Task instructions
Identify the lines that include the word "JSON", then copy all of them.

[BEGIN Data rows]

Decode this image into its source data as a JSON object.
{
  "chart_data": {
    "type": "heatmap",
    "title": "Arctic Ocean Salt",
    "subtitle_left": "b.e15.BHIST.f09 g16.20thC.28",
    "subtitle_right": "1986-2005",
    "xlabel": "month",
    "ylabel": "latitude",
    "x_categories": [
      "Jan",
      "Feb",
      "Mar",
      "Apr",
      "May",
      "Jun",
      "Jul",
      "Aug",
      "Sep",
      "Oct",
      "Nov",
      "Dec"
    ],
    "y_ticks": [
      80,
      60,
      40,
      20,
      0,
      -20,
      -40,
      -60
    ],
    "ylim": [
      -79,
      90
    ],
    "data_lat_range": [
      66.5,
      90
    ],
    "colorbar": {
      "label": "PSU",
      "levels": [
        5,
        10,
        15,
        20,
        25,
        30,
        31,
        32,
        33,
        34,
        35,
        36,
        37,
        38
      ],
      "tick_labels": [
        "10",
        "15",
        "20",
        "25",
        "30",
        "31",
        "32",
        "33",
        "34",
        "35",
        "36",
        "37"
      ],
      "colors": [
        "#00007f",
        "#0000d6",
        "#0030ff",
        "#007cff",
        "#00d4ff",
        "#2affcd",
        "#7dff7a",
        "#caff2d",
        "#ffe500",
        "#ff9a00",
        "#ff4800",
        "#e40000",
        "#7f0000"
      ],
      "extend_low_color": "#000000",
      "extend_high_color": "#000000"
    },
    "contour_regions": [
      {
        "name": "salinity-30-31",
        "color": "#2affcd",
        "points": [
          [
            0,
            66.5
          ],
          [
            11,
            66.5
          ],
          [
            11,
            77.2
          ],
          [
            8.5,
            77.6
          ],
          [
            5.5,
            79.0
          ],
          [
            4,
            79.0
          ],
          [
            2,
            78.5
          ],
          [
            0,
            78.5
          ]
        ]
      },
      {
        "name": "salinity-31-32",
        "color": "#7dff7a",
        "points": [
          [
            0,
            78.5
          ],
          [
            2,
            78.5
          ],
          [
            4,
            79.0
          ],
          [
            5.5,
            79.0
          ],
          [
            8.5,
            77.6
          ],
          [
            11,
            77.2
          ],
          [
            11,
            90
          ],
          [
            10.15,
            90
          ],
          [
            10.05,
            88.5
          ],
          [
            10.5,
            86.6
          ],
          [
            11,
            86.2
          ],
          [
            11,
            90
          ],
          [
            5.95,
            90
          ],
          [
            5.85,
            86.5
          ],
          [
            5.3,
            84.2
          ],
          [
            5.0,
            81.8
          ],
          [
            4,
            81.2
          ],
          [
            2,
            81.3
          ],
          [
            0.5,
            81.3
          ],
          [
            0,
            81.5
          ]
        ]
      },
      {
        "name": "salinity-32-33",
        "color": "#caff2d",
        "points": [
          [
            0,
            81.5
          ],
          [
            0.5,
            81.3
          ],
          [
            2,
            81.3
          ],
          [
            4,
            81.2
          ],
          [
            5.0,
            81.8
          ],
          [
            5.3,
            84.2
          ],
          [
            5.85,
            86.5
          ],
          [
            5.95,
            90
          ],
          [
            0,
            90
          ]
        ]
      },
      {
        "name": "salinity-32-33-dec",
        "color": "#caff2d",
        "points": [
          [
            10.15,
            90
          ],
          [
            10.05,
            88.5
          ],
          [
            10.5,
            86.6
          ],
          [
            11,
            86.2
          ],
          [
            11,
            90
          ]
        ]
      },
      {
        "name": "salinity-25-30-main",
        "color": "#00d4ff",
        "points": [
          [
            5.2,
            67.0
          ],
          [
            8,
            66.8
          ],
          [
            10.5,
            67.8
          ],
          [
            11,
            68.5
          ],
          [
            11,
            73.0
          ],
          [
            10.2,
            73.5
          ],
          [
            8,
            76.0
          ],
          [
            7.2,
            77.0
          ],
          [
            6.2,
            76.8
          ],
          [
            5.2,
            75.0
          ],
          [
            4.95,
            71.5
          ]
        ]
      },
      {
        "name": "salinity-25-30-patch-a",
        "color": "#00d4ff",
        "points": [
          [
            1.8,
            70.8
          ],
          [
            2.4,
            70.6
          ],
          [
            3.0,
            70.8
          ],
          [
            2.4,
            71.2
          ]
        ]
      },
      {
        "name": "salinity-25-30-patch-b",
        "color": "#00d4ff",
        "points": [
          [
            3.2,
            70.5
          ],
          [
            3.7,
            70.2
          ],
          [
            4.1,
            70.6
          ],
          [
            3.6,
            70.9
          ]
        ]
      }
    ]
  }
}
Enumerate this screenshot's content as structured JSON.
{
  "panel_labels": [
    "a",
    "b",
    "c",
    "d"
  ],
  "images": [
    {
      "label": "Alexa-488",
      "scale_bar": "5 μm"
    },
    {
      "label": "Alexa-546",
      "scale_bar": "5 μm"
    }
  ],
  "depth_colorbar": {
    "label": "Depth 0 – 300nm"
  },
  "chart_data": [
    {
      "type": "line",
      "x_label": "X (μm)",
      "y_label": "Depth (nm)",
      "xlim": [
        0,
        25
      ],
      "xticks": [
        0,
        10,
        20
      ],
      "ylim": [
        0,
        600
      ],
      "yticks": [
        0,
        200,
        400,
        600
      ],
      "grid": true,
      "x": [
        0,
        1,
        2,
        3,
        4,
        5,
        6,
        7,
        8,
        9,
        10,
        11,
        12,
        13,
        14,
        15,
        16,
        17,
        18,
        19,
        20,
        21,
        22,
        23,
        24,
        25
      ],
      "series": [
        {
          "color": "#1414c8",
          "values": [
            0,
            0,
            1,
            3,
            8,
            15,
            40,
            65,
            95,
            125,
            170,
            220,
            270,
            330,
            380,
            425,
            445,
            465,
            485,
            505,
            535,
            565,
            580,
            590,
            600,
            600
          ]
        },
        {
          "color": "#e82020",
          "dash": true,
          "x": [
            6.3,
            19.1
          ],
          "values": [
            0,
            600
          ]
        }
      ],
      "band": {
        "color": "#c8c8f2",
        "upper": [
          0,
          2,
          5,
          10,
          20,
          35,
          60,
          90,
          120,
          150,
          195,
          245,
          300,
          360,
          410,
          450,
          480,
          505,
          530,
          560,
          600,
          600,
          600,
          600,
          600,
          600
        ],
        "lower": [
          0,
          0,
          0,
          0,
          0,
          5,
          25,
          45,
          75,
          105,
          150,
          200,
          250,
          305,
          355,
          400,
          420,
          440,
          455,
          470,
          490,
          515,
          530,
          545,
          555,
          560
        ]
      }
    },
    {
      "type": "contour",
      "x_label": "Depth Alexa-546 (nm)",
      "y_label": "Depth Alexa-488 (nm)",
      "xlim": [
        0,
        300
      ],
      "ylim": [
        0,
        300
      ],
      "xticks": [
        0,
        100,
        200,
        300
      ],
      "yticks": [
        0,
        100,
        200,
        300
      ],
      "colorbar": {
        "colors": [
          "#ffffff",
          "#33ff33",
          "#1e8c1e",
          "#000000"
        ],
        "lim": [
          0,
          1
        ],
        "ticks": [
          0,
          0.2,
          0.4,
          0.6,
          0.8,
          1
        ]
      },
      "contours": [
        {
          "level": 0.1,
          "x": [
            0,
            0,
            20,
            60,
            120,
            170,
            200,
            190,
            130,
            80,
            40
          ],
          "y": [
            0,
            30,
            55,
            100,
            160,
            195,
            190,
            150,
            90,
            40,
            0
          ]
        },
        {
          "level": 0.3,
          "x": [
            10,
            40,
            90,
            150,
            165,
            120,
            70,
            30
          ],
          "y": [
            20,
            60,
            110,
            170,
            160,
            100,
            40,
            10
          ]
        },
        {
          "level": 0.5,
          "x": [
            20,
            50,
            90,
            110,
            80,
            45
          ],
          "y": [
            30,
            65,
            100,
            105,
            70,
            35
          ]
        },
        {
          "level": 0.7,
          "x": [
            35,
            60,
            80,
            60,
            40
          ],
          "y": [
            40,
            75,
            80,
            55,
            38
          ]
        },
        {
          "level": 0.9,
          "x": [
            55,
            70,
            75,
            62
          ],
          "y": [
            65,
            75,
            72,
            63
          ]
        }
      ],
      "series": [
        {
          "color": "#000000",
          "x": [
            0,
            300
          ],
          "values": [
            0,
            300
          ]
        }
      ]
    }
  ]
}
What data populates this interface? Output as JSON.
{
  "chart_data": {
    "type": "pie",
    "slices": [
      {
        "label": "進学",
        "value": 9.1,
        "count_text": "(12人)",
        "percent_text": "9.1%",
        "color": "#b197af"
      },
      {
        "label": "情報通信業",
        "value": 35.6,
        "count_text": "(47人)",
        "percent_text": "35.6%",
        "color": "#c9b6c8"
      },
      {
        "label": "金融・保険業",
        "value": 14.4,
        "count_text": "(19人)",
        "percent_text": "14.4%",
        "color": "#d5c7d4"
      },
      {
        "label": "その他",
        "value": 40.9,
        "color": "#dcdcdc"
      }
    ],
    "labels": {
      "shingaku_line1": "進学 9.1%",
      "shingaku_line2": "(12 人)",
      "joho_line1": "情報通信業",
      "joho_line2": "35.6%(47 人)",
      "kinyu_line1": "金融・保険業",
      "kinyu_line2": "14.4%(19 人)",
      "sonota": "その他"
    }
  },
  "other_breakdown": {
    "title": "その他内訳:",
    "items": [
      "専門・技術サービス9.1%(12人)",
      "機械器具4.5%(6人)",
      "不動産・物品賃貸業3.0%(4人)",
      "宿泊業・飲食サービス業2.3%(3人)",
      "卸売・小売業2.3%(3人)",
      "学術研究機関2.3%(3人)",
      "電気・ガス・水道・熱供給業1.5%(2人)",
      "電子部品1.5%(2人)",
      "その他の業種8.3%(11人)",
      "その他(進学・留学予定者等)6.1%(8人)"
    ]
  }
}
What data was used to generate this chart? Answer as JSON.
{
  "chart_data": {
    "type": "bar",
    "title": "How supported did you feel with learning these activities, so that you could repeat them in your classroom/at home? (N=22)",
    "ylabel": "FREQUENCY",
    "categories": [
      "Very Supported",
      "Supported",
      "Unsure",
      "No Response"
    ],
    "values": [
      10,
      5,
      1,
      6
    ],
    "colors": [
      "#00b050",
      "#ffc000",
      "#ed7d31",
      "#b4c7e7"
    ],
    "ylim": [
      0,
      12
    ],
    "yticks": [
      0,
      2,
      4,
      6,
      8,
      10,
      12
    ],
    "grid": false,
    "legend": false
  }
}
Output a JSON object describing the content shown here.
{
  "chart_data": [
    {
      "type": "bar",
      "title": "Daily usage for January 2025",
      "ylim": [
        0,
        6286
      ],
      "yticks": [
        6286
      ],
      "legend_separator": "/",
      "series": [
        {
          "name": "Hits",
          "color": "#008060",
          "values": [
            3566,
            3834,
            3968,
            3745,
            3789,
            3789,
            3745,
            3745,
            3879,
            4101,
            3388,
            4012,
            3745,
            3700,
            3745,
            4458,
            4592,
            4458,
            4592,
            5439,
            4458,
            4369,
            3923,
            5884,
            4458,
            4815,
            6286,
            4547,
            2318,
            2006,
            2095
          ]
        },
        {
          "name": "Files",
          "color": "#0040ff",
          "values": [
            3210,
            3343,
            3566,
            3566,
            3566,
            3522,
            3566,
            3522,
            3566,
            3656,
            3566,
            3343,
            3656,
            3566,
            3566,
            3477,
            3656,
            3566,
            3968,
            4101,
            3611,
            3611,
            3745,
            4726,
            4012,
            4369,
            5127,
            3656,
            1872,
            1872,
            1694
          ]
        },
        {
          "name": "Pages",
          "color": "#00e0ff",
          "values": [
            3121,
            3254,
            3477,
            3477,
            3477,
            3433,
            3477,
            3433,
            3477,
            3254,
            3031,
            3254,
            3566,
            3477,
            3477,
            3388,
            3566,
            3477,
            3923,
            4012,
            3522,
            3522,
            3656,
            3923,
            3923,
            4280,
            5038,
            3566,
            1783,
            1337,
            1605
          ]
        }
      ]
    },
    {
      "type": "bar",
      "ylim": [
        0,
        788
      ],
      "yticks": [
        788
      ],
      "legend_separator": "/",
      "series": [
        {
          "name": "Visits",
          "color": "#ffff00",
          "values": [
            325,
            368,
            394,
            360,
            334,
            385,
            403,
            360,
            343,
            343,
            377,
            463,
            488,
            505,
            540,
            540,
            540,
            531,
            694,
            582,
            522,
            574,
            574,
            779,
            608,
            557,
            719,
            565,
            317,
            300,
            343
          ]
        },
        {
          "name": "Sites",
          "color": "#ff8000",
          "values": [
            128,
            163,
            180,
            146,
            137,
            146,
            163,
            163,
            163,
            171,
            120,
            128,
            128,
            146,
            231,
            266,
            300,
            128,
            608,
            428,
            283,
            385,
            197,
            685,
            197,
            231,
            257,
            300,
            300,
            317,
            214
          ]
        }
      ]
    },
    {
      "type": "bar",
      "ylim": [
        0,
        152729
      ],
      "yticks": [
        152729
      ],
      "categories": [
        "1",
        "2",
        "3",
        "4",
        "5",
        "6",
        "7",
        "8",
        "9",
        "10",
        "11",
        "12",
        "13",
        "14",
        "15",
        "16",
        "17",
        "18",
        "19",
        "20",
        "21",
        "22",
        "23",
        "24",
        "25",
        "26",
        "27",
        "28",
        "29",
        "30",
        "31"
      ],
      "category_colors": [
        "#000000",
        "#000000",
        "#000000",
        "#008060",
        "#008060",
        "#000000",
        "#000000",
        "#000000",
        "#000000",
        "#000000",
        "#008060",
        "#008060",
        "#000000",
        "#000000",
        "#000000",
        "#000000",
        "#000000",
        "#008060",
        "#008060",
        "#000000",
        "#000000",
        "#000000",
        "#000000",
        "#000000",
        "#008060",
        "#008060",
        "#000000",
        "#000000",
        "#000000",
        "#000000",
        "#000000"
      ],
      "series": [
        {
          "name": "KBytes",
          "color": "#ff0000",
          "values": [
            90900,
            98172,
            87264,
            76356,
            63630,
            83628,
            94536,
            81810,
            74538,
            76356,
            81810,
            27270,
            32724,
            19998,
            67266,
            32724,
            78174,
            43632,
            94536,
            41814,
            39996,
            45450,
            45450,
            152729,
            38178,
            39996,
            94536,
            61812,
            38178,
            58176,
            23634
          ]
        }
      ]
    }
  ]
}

[END Data rows]

Output below
Decode this image into its source data as a JSON object.
Enumerate this screenshot's content as structured JSON.
What data populates this interface? Output as JSON.
What data was used to generate this chart? Answer as JSON.
Output a JSON object describing the content shown here.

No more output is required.